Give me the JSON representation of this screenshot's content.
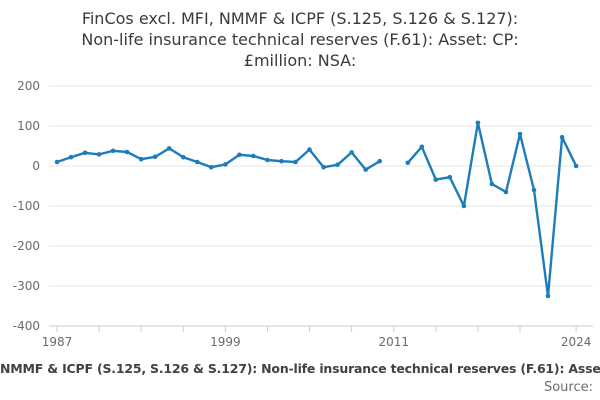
{
  "header": {
    "title_lines": [
      "FinCos excl. MFI, NMMF & ICPF (S.125, S.126 & S.127):",
      "Non-life insurance technical reserves (F.61): Asset: CP:",
      "£million: NSA:"
    ]
  },
  "footer": {
    "series_text": "NMMF & ICPF (S.125, S.126 & S.127): Non-life insurance technical reserves (F.61): Asse",
    "source_label": "Source:"
  },
  "chart_data": {
    "type": "line",
    "title": "FinCos excl. MFI, NMMF & ICPF (S.125, S.126 & S.127): Non-life insurance technical reserves (F.61): Asset: CP: £million: NSA:",
    "xlabel": "",
    "ylabel": "£million",
    "ylim": [
      -400,
      200
    ],
    "y_ticks": [
      200,
      100,
      0,
      -100,
      -200,
      -300,
      -400
    ],
    "x_tick_years": [
      1987,
      1990,
      1993,
      1996,
      1999,
      2002,
      2005,
      2008,
      2011,
      2014,
      2017,
      2020,
      2024
    ],
    "x_tick_labels": [
      "1987",
      "",
      "",
      "",
      "1999",
      "",
      "",
      "",
      "2011",
      "",
      "",
      "",
      "2024"
    ],
    "grid": true,
    "legend": "none",
    "gap_note": "value for 2011 is missing, line breaks",
    "colors": {
      "line": "#1d7cba",
      "grid": "#e6e6e6",
      "axis": "#c5cede",
      "labels": "#6b6b6b"
    },
    "years": [
      1987,
      1988,
      1989,
      1990,
      1991,
      1992,
      1993,
      1994,
      1995,
      1996,
      1997,
      1998,
      1999,
      2000,
      2001,
      2002,
      2003,
      2004,
      2005,
      2006,
      2007,
      2008,
      2009,
      2010,
      2011,
      2012,
      2013,
      2014,
      2015,
      2016,
      2017,
      2018,
      2019,
      2020,
      2021,
      2022,
      2023,
      2024
    ],
    "values": [
      10,
      22,
      33,
      29,
      38,
      35,
      17,
      23,
      44,
      22,
      10,
      -3,
      4,
      28,
      25,
      15,
      12,
      10,
      41,
      -3,
      3,
      34,
      -9,
      12,
      null,
      8,
      48,
      -34,
      -28,
      -100,
      108,
      -45,
      -65,
      80,
      -60,
      -325,
      72,
      0
    ]
  }
}
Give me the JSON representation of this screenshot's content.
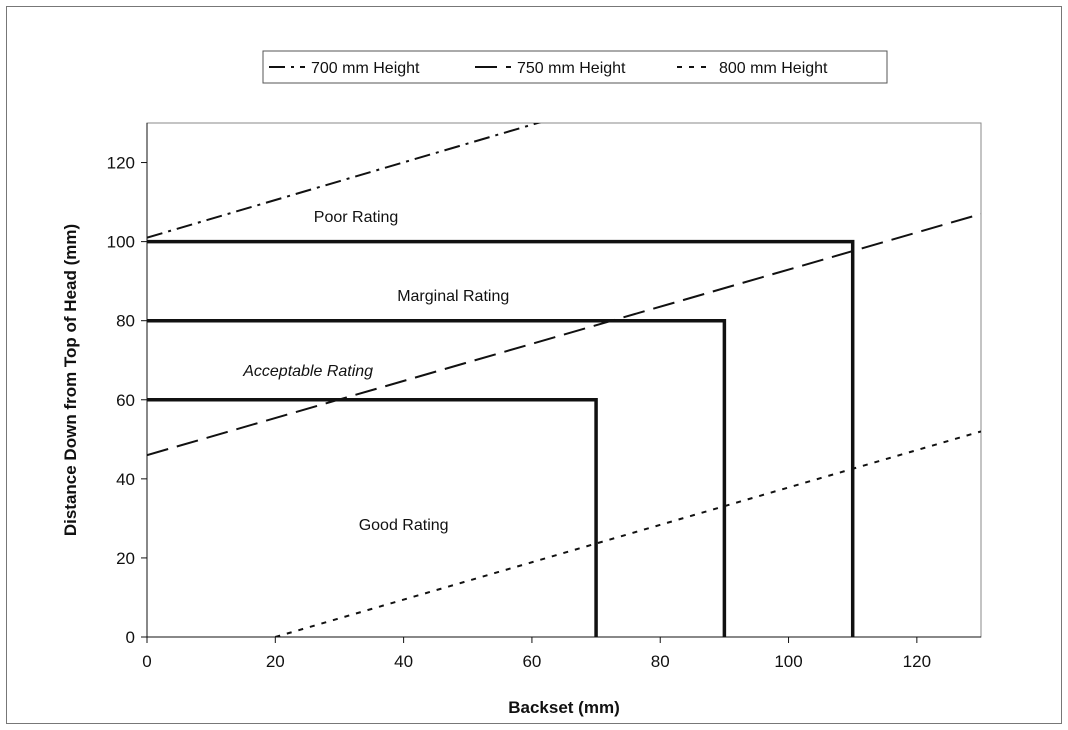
{
  "chart_data": {
    "type": "line",
    "xlabel": "Backset (mm)",
    "ylabel": "Distance Down from Top of Head (mm)",
    "xlim": [
      0,
      130
    ],
    "ylim": [
      0,
      130
    ],
    "x_ticks": [
      0,
      20,
      40,
      60,
      80,
      100,
      120
    ],
    "y_ticks": [
      0,
      20,
      40,
      60,
      80,
      100,
      120
    ],
    "grid": false,
    "legend_position": "top",
    "series": [
      {
        "name": "700 mm Height",
        "style": "dash-dot",
        "color": "#111111",
        "points": [
          [
            0,
            101
          ],
          [
            63,
            131
          ]
        ]
      },
      {
        "name": "750 mm Height",
        "style": "long-dash",
        "color": "#111111",
        "points": [
          [
            0,
            46
          ],
          [
            130,
            107
          ]
        ]
      },
      {
        "name": "800 mm Height",
        "style": "dotted",
        "color": "#111111",
        "points": [
          [
            20,
            0
          ],
          [
            130,
            52
          ]
        ]
      }
    ],
    "rating_boundaries": [
      {
        "points": [
          [
            0,
            60
          ],
          [
            70,
            60
          ],
          [
            70,
            0
          ]
        ]
      },
      {
        "points": [
          [
            0,
            80
          ],
          [
            90,
            80
          ],
          [
            90,
            0
          ]
        ]
      },
      {
        "points": [
          [
            0,
            100
          ],
          [
            110,
            100
          ],
          [
            110,
            0
          ]
        ]
      }
    ],
    "annotations": [
      {
        "text": "Poor Rating",
        "x": 26,
        "y": 105,
        "italic": false
      },
      {
        "text": "Marginal Rating",
        "x": 39,
        "y": 85,
        "italic": false
      },
      {
        "text": "Acceptable Rating",
        "x": 15,
        "y": 66,
        "italic": true
      },
      {
        "text": "Good Rating",
        "x": 33,
        "y": 27,
        "italic": false
      }
    ]
  }
}
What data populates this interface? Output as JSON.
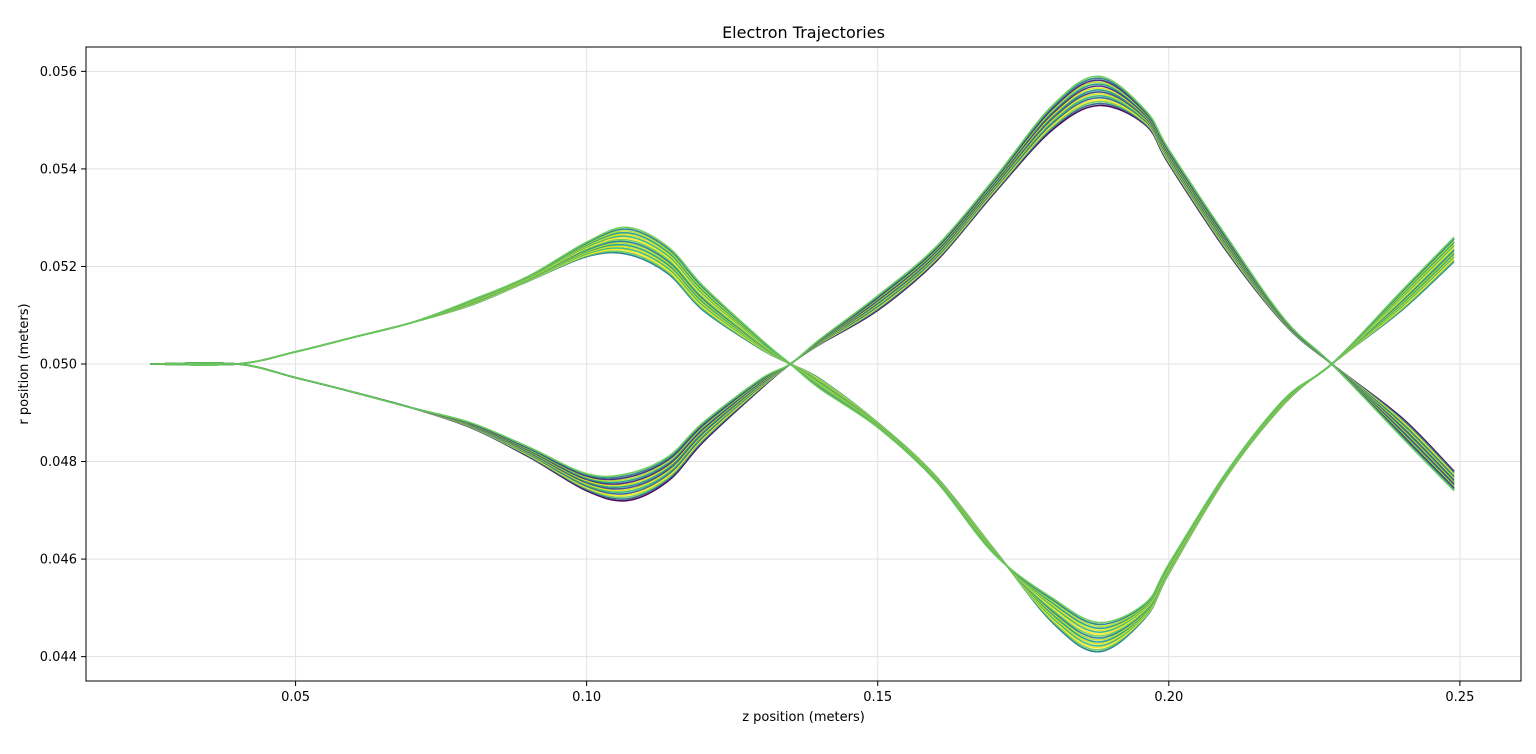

+-------+

| Stated goal |
Look through the data above. Each line containing the word "style" needs to be copied.

| Correct result |
        "style": "dash-dot",
        "style": "long-dash",
        "style": "dotted",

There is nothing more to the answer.